**BRIEF A:** Using the season summary below, decide whether each statement agrees with it, and give yes or no plus the deciding words of the season summary quoted exactly: (i) Erin Whitten and Stephanie Jones assisted the head coach. (ii) USCHO.com/CBS College Sports ranked the team 6th. (iii) The Nov. 22 exhibition game was set for UNH's Whittemore Center.

**PAGE TEXT:**
- Conference: Hockey East

Rankings
- USA Today/USA Hockey Magazine: 6
- USCHO.com/CBS College Sports: 7

Record
- Overall: 2-0-0

Coaches and captains
- Head coach: Brian McCloskey

= 2009–10 New Hampshire Wildcats women's ice hockey season =

The head coach was Brian McCloskey. Assisting him were Erin Whitten and Stephanie Jones.

==Offseason==
- June 19: Hockey East, in conjunction with USA Hockey and the University of New Hampshire, announced that it will hold a Nov. 22 exhibition game featuring WHEA All-Stars vs. the U.S. Women's National Team at UNH's Whittemore Center as part of Team USA's Qwest Tour in preparation for the 2010 Olympic Winter Games.

**BRIEF B:** Return the lines of the records unchanged, beginning with the first line of the records and ending after the line that contains "- home-screen: 23:35".

**TASK INPUTS:**
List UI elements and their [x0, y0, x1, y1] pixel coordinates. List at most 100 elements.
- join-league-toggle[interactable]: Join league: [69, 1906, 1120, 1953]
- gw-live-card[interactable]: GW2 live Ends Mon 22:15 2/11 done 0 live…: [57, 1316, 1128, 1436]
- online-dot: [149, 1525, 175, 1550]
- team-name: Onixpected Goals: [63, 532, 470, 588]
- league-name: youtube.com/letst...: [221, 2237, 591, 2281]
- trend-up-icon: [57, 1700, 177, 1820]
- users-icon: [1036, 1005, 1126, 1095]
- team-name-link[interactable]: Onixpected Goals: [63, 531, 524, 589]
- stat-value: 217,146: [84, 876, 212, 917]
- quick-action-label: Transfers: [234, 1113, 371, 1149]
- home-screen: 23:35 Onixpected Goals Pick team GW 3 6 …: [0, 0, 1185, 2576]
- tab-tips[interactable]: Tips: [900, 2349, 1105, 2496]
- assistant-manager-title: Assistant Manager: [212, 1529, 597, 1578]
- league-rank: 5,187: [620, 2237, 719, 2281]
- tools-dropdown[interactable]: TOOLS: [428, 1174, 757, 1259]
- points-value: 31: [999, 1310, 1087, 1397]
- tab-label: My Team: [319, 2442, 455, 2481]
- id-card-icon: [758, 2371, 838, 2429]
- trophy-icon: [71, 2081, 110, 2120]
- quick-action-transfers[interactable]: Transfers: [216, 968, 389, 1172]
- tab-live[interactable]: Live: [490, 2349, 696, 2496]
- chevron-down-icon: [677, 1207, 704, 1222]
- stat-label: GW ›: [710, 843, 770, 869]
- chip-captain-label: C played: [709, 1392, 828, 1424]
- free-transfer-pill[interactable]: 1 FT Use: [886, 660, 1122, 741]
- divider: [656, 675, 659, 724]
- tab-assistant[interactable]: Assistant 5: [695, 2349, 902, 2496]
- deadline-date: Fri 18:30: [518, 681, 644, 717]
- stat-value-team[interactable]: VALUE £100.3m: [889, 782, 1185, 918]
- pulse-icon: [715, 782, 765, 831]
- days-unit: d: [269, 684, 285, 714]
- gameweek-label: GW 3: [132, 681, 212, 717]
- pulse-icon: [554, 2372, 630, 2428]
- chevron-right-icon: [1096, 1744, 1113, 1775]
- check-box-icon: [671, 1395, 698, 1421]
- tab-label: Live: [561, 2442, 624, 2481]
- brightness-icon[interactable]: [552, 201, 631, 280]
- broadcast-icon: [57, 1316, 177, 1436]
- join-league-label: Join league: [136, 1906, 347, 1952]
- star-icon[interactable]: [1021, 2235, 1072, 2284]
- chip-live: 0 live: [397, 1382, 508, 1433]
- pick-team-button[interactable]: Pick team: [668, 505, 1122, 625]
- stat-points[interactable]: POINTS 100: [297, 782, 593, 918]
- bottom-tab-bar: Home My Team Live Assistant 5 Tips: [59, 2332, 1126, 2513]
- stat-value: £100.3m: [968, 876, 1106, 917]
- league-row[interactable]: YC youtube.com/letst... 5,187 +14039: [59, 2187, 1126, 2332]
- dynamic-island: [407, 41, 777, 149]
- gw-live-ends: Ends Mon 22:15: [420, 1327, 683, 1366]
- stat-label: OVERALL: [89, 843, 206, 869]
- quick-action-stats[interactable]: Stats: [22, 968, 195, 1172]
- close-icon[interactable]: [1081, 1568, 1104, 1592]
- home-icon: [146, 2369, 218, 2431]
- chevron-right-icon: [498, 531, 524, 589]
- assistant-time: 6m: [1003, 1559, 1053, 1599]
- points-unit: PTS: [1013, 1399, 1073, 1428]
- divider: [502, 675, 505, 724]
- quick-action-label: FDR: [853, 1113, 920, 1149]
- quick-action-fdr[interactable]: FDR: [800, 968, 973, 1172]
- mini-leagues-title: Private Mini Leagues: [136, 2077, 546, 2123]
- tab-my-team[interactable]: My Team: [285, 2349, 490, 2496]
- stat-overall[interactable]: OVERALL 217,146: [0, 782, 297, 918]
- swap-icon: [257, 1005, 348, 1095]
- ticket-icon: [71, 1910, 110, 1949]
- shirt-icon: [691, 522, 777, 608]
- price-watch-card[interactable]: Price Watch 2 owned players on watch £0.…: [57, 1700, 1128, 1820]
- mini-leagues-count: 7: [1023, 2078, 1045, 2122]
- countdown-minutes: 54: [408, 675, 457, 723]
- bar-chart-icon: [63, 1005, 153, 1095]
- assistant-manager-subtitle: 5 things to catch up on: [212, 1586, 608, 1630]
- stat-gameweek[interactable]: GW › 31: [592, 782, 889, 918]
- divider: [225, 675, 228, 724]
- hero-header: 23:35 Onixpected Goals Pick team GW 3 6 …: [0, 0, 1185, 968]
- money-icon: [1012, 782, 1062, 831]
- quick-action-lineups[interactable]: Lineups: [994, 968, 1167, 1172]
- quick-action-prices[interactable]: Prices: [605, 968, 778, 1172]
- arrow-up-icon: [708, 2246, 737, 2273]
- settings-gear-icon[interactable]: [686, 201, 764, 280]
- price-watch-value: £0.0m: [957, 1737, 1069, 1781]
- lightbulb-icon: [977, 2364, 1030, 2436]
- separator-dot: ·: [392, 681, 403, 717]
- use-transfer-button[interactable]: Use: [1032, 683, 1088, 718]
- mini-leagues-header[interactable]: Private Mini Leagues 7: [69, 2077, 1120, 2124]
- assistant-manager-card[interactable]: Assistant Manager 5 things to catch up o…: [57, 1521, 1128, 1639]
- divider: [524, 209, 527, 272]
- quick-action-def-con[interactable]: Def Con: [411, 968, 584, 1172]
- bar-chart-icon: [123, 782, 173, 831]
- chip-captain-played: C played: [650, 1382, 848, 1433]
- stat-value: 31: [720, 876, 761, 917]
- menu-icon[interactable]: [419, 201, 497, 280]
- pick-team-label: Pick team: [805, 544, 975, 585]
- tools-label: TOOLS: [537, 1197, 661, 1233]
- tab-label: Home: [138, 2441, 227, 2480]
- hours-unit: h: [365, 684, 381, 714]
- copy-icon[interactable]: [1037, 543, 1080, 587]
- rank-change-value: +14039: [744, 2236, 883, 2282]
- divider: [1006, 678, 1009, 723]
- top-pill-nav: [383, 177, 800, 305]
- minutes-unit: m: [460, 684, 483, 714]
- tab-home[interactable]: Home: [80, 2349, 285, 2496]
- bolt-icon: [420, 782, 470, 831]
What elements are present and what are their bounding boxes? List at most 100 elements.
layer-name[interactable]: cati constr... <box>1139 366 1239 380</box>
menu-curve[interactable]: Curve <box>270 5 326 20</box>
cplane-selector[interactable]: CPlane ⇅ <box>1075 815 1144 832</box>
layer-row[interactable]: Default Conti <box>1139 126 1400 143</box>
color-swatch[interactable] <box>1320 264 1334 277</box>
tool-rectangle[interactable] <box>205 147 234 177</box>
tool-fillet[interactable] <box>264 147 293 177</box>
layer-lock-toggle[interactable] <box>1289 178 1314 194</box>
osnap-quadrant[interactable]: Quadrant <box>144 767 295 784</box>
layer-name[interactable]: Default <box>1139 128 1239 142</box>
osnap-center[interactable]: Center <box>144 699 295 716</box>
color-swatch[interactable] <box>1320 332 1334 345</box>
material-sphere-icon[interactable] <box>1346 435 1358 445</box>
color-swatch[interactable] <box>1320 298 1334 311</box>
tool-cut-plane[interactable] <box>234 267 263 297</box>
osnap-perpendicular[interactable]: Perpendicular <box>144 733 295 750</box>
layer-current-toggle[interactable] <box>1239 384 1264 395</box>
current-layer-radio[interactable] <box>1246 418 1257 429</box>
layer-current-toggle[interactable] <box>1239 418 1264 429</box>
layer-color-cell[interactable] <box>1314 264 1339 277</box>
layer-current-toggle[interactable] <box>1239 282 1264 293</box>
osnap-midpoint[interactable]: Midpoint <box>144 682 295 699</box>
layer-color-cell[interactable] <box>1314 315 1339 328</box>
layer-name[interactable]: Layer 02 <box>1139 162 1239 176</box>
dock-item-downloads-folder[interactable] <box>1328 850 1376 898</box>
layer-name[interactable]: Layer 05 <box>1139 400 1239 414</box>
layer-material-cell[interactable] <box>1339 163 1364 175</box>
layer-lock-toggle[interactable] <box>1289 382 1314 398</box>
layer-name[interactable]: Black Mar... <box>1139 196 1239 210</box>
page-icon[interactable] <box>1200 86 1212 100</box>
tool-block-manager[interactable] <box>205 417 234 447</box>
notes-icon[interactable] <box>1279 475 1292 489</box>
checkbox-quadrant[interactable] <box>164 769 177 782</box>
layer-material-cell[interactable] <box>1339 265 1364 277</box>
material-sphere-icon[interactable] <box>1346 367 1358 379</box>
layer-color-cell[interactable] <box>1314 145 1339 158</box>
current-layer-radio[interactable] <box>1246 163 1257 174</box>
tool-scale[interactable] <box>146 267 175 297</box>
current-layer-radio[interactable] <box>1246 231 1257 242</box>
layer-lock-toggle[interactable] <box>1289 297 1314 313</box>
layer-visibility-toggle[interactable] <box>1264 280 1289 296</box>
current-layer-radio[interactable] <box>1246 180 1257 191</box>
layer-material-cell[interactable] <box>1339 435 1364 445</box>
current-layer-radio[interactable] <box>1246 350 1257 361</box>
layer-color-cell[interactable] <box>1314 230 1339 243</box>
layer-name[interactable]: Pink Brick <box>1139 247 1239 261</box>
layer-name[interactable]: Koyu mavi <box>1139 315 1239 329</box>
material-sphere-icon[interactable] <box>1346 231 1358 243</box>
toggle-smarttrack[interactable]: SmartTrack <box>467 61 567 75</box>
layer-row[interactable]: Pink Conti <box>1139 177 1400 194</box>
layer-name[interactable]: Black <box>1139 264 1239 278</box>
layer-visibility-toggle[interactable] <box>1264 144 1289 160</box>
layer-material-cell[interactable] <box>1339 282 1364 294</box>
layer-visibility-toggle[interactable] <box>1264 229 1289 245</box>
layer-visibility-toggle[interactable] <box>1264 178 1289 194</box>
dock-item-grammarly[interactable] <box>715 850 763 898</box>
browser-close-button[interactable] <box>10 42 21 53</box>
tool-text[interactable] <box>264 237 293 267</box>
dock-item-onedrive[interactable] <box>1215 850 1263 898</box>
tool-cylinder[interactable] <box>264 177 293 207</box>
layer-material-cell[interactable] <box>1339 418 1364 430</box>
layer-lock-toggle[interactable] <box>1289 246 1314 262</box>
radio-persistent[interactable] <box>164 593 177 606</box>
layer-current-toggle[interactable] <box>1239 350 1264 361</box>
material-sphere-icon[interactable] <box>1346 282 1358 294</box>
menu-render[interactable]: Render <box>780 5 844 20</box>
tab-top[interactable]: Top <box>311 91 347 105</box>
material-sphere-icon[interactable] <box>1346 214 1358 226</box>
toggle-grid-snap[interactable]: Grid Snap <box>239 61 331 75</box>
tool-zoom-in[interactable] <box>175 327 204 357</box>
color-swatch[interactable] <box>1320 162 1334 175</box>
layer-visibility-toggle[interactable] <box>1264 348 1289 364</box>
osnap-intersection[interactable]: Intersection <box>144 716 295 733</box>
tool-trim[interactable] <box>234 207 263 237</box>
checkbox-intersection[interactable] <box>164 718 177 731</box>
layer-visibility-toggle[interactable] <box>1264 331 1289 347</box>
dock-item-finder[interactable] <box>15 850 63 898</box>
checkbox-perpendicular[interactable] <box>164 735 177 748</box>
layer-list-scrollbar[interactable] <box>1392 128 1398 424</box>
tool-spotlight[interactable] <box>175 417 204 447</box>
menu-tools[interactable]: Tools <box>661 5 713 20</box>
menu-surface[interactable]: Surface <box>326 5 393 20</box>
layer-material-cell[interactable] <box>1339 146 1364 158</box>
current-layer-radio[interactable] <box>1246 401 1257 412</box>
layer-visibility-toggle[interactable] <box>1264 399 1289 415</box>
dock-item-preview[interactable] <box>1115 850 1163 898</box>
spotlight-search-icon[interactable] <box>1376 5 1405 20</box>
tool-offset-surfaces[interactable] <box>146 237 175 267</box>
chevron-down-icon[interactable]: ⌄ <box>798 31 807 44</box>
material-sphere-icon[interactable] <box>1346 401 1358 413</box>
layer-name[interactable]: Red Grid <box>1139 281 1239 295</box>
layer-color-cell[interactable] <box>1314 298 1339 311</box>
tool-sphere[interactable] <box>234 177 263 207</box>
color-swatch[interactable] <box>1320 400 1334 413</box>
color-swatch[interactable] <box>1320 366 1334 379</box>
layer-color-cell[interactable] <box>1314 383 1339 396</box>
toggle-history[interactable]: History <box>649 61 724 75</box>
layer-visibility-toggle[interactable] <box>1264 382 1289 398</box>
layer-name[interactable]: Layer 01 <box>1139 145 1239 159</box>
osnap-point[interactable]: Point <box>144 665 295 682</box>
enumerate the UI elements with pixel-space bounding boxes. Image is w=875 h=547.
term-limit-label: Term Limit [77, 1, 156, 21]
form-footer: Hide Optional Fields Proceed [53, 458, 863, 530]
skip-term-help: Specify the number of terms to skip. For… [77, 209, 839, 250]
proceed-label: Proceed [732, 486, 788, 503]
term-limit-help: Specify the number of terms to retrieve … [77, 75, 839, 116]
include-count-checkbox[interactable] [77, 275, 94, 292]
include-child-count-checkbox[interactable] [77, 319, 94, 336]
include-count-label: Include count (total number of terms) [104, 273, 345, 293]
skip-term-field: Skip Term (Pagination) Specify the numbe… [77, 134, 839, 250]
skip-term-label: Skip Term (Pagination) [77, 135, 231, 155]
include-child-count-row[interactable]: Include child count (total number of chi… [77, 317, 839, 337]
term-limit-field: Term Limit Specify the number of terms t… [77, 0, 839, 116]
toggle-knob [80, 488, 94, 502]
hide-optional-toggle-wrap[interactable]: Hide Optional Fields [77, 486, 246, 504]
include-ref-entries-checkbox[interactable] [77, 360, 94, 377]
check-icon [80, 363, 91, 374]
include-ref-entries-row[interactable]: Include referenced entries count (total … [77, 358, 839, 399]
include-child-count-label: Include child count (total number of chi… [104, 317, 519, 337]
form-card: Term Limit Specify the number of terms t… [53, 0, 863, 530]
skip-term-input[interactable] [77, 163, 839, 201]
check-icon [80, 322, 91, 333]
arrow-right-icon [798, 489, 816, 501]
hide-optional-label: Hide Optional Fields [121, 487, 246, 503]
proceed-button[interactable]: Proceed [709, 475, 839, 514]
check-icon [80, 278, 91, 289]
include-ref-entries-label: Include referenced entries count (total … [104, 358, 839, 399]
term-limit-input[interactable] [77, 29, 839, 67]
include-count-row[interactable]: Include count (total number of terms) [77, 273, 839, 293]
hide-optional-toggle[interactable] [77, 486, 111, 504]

**EXERCISE ANSWER A:**
(i) Yes: "Assisting him were Erin Whitten and Stephanie Jones."
(ii) No: "USCHO.com/CBS College Sports: 7"
(iii) Yes: "at UNH's Whittemore Center"

**EXERCISE ANSWER B:**
List UI elements and their [x0, y0, x1, y1] pixel coordinates. List at most 100 elements.
- join-league-toggle[interactable]: Join league: [69, 1906, 1120, 1953]
- gw-live-card[interactable]: GW2 live Ends Mon 22:15 2/11 done 0 live…: [57, 1316, 1128, 1436]
- online-dot: [149, 1525, 175, 1550]
- team-name: Onixpected Goals: [63, 532, 470, 588]
- league-name: youtube.com/letst...: [221, 2237, 591, 2281]
- trend-up-icon: [57, 1700, 177, 1820]
- users-icon: [1036, 1005, 1126, 1095]
- team-name-link[interactable]: Onixpected Goals: [63, 531, 524, 589]
- stat-value: 217,146: [84, 876, 212, 917]
- quick-action-label: Transfers: [234, 1113, 371, 1149]
- home-screen: 23:35 Onixpected Goals Pick team GW 3 6 …: [0, 0, 1185, 2576]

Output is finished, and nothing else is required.